Directions: Restate the entries below verbatim.

Material to process:
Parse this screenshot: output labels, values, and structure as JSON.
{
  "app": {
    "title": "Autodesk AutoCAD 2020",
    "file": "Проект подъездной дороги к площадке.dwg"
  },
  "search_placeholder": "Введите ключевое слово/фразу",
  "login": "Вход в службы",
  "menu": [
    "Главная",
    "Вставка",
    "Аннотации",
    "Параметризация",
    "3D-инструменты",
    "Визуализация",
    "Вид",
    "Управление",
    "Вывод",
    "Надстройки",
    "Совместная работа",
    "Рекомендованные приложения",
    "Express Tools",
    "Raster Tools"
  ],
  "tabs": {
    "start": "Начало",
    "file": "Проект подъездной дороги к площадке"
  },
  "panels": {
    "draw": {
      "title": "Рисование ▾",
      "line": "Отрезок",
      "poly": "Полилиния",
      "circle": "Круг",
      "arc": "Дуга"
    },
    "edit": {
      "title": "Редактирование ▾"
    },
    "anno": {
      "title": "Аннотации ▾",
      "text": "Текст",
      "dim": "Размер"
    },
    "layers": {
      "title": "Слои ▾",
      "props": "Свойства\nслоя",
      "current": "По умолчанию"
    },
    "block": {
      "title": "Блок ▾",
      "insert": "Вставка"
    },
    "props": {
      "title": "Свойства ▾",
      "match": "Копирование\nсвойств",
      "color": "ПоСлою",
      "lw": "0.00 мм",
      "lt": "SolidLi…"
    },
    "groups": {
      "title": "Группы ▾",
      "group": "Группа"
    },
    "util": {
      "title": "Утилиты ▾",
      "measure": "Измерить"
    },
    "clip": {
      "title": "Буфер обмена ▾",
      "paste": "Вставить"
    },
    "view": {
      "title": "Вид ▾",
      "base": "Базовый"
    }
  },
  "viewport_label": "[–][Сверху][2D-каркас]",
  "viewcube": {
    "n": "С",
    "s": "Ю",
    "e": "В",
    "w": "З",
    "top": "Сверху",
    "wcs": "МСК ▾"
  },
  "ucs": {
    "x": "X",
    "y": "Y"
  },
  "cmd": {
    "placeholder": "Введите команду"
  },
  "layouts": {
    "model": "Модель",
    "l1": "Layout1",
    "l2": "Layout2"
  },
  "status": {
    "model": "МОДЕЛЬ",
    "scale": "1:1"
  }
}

Answer to the task:
Parse this screenshot: output labels, values, and structure as JSON.
{
  "app": {
    "title": "Autodesk AutoCAD 2020",
    "file": "Проект подъездной дороги к площадке.dwg"
  },
  "search_placeholder": "Введите ключевое слово/фразу",
  "login": "Вход в службы",
  "menu": [
    "Главная",
    "Вставка",
    "Аннотации",
    "Параметризация",
    "3D-инструменты",
    "Визуализация",
    "Вид",
    "Управление",
    "Вывод",
    "Надстройки",
    "Совместная работа",
    "Рекомендованные приложения",
    "Express Tools",
    "Raster Tools"
  ],
  "tabs": {
    "start": "Начало",
    "file": "Проект подъездной дороги к площадке"
  },
  "panels": {
    "draw": {
      "title": "Рисование ▾",
      "line": "Отрезок",
      "poly": "Полилиния",
      "circle": "Круг",
      "arc": "Дуга"
    },
    "edit": {
      "title": "Редактирование ▾"
    },
    "anno": {
      "title": "Аннотации ▾",
      "text": "Текст",
      "dim": "Размер"
    },
    "layers": {
      "title": "Слои ▾",
      "props": "Свойства\nслоя",
      "current": "По умолчанию"
    },
    "block": {
      "title": "Блок ▾",
      "insert": "Вставка"
    },
    "props": {
      "title": "Свойства ▾",
      "match": "Копирование\nсвойств",
      "color": "ПоСлою",
      "lw": "0.00 мм",
      "lt": "SolidLi…"
    },
    "groups": {
      "title": "Группы ▾",
      "group": "Группа"
    },
    "util": {
      "title": "Утилиты ▾",
      "measure": "Измерить"
    },
    "clip": {
      "title": "Буфер обмена ▾",
      "paste": "Вставить"
    },
    "view": {
      "title": "Вид ▾",
      "base": "Базовый"
    }
  },
  "viewport_label": "[–][Сверху][2D-каркас]",
  "viewcube": {
    "n": "С",
    "s": "Ю",
    "e": "В",
    "w": "З",
    "top": "Сверху",
    "wcs": "МСК ▾"
  },
  "ucs": {
    "x": "X",
    "y": "Y"
  },
  "cmd": {
    "placeholder": "Введите команду"
  },
  "layouts": {
    "model": "Модель",
    "l1": "Layout1",
    "l2": "Layout2"
  },
  "status": {
    "model": "МОДЕЛЬ",
    "scale": "1:1"
  }
}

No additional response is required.